▸ **GIVEN TASK**
Give the listing below again in full, exactly as written.

BEGIN DATASET RECORDS

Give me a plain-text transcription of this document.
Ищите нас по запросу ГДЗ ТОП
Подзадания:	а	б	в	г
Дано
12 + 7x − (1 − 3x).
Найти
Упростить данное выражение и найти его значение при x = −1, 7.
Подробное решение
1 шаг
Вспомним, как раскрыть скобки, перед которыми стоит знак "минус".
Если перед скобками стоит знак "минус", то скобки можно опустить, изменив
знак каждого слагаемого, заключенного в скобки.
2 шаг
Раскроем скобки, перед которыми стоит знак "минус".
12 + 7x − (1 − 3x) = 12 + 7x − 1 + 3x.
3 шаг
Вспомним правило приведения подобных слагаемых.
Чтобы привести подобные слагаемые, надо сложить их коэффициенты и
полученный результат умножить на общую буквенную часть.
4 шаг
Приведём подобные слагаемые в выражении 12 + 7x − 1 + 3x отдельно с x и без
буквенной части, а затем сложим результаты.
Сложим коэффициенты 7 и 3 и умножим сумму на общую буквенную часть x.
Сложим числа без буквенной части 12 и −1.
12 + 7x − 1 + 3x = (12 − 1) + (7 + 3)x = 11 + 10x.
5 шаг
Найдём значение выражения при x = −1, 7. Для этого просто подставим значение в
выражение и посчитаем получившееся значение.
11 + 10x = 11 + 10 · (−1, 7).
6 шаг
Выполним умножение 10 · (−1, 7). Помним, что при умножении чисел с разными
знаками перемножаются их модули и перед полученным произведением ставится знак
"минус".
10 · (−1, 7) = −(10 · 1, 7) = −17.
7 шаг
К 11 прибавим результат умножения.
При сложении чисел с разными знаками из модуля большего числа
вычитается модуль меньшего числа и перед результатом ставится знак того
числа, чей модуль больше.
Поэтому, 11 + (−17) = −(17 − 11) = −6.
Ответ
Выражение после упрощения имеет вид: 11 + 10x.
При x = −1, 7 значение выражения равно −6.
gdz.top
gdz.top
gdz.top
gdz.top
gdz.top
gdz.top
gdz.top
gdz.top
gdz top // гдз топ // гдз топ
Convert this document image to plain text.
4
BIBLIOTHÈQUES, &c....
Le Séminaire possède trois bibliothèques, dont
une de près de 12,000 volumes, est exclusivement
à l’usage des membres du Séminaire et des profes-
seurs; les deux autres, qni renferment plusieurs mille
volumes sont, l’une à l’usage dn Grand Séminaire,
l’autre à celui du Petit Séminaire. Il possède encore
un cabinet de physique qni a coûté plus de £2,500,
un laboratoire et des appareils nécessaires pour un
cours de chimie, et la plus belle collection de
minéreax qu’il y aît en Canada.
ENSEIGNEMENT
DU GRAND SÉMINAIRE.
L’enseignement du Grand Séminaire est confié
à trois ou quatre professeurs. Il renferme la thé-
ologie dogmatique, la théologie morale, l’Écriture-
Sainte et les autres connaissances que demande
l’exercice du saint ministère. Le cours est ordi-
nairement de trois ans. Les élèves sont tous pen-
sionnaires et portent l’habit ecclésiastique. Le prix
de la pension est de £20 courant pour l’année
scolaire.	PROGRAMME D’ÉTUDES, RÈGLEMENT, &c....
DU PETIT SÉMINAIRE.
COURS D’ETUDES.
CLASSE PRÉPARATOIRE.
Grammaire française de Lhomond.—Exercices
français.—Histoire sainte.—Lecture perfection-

END DATASET RECORDS

▸ **TASK OUTPUT**
Give me a plain-text transcription of this document.
Ищите нас по запросу ГДЗ ТОП
Подзадания:	а	б	в	г
Дано
12 + 7x − (1 − 3x).
Найти
Упростить данное выражение и найти его значение при x = −1, 7.
Подробное решение
1 шаг
Вспомним, как раскрыть скобки, перед которыми стоит знак "минус".
Если перед скобками стоит знак "минус", то скобки можно опустить, изменив
знак каждого слагаемого, заключенного в скобки.
2 шаг
Раскроем скобки, перед которыми стоит знак "минус".
12 + 7x − (1 − 3x) = 12 + 7x − 1 + 3x.
3 шаг
Вспомним правило приведения подобных слагаемых.
Чтобы привести подобные слагаемые, надо сложить их коэффициенты и
полученный результат умножить на общую буквенную часть.
4 шаг
Приведём подобные слагаемые в выражении 12 + 7x − 1 + 3x отдельно с x и без
буквенной части, а затем сложим результаты.
Сложим коэффициенты 7 и 3 и умножим сумму на общую буквенную часть x.
Сложим числа без буквенной части 12 и −1.
12 + 7x − 1 + 3x = (12 − 1) + (7 + 3)x = 11 + 10x.
5 шаг
Найдём значение выражения при x = −1, 7. Для этого просто подставим значение в
выражение и посчитаем получившееся значение.
11 + 10x = 11 + 10 · (−1, 7).
6 шаг
Выполним умножение 10 · (−1, 7). Помним, что при умножении чисел с разными
знаками перемножаются их модули и перед полученным произведением ставится знак
"минус".
10 · (−1, 7) = −(10 · 1, 7) = −17.
7 шаг
К 11 прибавим результат умножения.
При сложении чисел с разными знаками из модуля большего числа
вычитается модуль меньшего числа и перед результатом ставится знак того
числа, чей модуль больше.
Поэтому, 11 + (−17) = −(17 − 11) = −6.
Ответ
Выражение после упрощения имеет вид: 11 + 10x.
При x = −1, 7 значение выражения равно −6.
gdz.top
gdz.top
gdz.top
gdz.top
gdz.top
gdz.top
gdz.top
gdz.top
gdz top // гдз топ // гдз топ
Convert this document image to plain text.
4
BIBLIOTHÈQUES, &c....
Le Séminaire possède trois bibliothèques, dont
une de près de 12,000 volumes, est exclusivement
à l’usage des membres du Séminaire et des profes-
seurs; les deux autres, qni renferment plusieurs mille
volumes sont, l’une à l’usage dn Grand Séminaire,
l’autre à celui du Petit Séminaire. Il possède encore
un cabinet de physique qni a coûté plus de £2,500,
un laboratoire et des appareils nécessaires pour un
cours de chimie, et la plus belle collection de
minéreax qu’il y aît en Canada.
ENSEIGNEMENT
DU GRAND SÉMINAIRE.
L’enseignement du Grand Séminaire est confié
à trois ou quatre professeurs. Il renferme la thé-
ologie dogmatique, la théologie morale, l’Écriture-
Sainte et les autres connaissances que demande
l’exercice du saint ministère. Le cours est ordi-
nairement de trois ans. Les élèves sont tous pen-
sionnaires et portent l’habit ecclésiastique. Le prix
de la pension est de £20 courant pour l’année
scolaire.	PROGRAMME D’ÉTUDES, RÈGLEMENT, &c....
DU PETIT SÉMINAIRE.
COURS D’ETUDES.
CLASSE PRÉPARATOIRE.
Grammaire française de Lhomond.—Exercices
français.—Histoire sainte.—Lecture perfection-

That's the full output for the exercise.